Objective.
Give the entries again exactly, every one of them.

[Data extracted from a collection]

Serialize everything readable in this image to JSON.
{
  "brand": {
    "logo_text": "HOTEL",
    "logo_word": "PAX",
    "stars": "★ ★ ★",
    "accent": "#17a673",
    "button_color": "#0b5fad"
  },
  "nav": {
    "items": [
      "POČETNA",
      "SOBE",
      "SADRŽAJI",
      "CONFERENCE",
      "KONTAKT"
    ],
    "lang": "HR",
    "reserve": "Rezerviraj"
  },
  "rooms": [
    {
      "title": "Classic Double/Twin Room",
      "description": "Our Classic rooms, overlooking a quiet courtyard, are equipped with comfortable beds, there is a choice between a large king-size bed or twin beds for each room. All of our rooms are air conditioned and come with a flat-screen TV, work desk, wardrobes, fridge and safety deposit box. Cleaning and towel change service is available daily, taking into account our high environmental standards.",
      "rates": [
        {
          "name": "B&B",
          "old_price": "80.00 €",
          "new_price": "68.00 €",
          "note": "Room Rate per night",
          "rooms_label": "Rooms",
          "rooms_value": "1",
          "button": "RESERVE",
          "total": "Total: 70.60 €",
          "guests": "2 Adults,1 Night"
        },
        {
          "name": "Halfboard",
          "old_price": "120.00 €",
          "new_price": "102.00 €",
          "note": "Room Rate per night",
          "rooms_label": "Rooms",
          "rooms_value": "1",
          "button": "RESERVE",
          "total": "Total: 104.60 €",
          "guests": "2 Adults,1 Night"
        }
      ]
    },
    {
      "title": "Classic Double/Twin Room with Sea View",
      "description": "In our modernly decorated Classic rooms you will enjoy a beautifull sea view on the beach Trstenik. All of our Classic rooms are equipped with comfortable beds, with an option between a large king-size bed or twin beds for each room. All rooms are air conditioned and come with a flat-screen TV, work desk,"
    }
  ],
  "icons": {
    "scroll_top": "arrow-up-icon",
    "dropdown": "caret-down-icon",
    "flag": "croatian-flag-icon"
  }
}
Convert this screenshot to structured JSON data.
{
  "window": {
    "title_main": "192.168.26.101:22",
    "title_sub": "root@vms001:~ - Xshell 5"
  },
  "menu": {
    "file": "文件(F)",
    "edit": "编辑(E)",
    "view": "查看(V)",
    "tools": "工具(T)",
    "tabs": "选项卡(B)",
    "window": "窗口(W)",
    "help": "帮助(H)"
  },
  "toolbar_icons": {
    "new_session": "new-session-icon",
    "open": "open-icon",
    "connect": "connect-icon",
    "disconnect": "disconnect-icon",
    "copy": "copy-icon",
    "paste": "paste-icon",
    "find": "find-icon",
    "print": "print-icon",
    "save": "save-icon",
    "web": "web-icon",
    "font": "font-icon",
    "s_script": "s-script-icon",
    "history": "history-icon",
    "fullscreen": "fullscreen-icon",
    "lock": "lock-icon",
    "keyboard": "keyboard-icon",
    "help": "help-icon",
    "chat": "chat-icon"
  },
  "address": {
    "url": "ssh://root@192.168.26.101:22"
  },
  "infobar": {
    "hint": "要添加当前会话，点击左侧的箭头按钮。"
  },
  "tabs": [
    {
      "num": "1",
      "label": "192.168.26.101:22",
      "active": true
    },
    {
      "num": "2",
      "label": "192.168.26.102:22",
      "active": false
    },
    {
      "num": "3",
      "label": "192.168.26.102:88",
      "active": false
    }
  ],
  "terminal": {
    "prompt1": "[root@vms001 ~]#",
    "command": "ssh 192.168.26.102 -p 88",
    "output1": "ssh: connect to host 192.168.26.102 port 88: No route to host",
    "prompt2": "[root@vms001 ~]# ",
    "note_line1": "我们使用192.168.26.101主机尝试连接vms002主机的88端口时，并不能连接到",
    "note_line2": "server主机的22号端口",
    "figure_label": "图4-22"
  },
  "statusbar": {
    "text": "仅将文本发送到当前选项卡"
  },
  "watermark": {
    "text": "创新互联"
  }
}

Result of the exercise.
Serialize everything readable in this image to JSON.
{
  "brand": {
    "logo_text": "HOTEL",
    "logo_word": "PAX",
    "stars": "★ ★ ★",
    "accent": "#17a673",
    "button_color": "#0b5fad"
  },
  "nav": {
    "items": [
      "POČETNA",
      "SOBE",
      "SADRŽAJI",
      "CONFERENCE",
      "KONTAKT"
    ],
    "lang": "HR",
    "reserve": "Rezerviraj"
  },
  "rooms": [
    {
      "title": "Classic Double/Twin Room",
      "description": "Our Classic rooms, overlooking a quiet courtyard, are equipped with comfortable beds, there is a choice between a large king-size bed or twin beds for each room. All of our rooms are air conditioned and come with a flat-screen TV, work desk, wardrobes, fridge and safety deposit box. Cleaning and towel change service is available daily, taking into account our high environmental standards.",
      "rates": [
        {
          "name": "B&B",
          "old_price": "80.00 €",
          "new_price": "68.00 €",
          "note": "Room Rate per night",
          "rooms_label": "Rooms",
          "rooms_value": "1",
          "button": "RESERVE",
          "total": "Total: 70.60 €",
          "guests": "2 Adults,1 Night"
        },
        {
          "name": "Halfboard",
          "old_price": "120.00 €",
          "new_price": "102.00 €",
          "note": "Room Rate per night",
          "rooms_label": "Rooms",
          "rooms_value": "1",
          "button": "RESERVE",
          "total": "Total: 104.60 €",
          "guests": "2 Adults,1 Night"
        }
      ]
    },
    {
      "title": "Classic Double/Twin Room with Sea View",
      "description": "In our modernly decorated Classic rooms you will enjoy a beautifull sea view on the beach Trstenik. All of our Classic rooms are equipped with comfortable beds, with an option between a large king-size bed or twin beds for each room. All rooms are air conditioned and come with a flat-screen TV, work desk,"
    }
  ],
  "icons": {
    "scroll_top": "arrow-up-icon",
    "dropdown": "caret-down-icon",
    "flag": "croatian-flag-icon"
  }
}
Convert this screenshot to structured JSON data.
{
  "window": {
    "title_main": "192.168.26.101:22",
    "title_sub": "root@vms001:~ - Xshell 5"
  },
  "menu": {
    "file": "文件(F)",
    "edit": "编辑(E)",
    "view": "查看(V)",
    "tools": "工具(T)",
    "tabs": "选项卡(B)",
    "window": "窗口(W)",
    "help": "帮助(H)"
  },
  "toolbar_icons": {
    "new_session": "new-session-icon",
    "open": "open-icon",
    "connect": "connect-icon",
    "disconnect": "disconnect-icon",
    "copy": "copy-icon",
    "paste": "paste-icon",
    "find": "find-icon",
    "print": "print-icon",
    "save": "save-icon",
    "web": "web-icon",
    "font": "font-icon",
    "s_script": "s-script-icon",
    "history": "history-icon",
    "fullscreen": "fullscreen-icon",
    "lock": "lock-icon",
    "keyboard": "keyboard-icon",
    "help": "help-icon",
    "chat": "chat-icon"
  },
  "address": {
    "url": "ssh://root@192.168.26.101:22"
  },
  "infobar": {
    "hint": "要添加当前会话，点击左侧的箭头按钮。"
  },
  "tabs": [
    {
      "num": "1",
      "label": "192.168.26.101:22",
      "active": true
    },
    {
      "num": "2",
      "label": "192.168.26.102:22",
      "active": false
    },
    {
      "num": "3",
      "label": "192.168.26.102:88",
      "active": false
    }
  ],
  "terminal": {
    "prompt1": "[root@vms001 ~]#",
    "command": "ssh 192.168.26.102 -p 88",
    "output1": "ssh: connect to host 192.168.26.102 port 88: No route to host",
    "prompt2": "[root@vms001 ~]# ",
    "note_line1": "我们使用192.168.26.101主机尝试连接vms002主机的88端口时，并不能连接到",
    "note_line2": "server主机的22号端口",
    "figure_label": "图4-22"
  },
  "statusbar": {
    "text": "仅将文本发送到当前选项卡"
  },
  "watermark": {
    "text": "创新互联"
  }
}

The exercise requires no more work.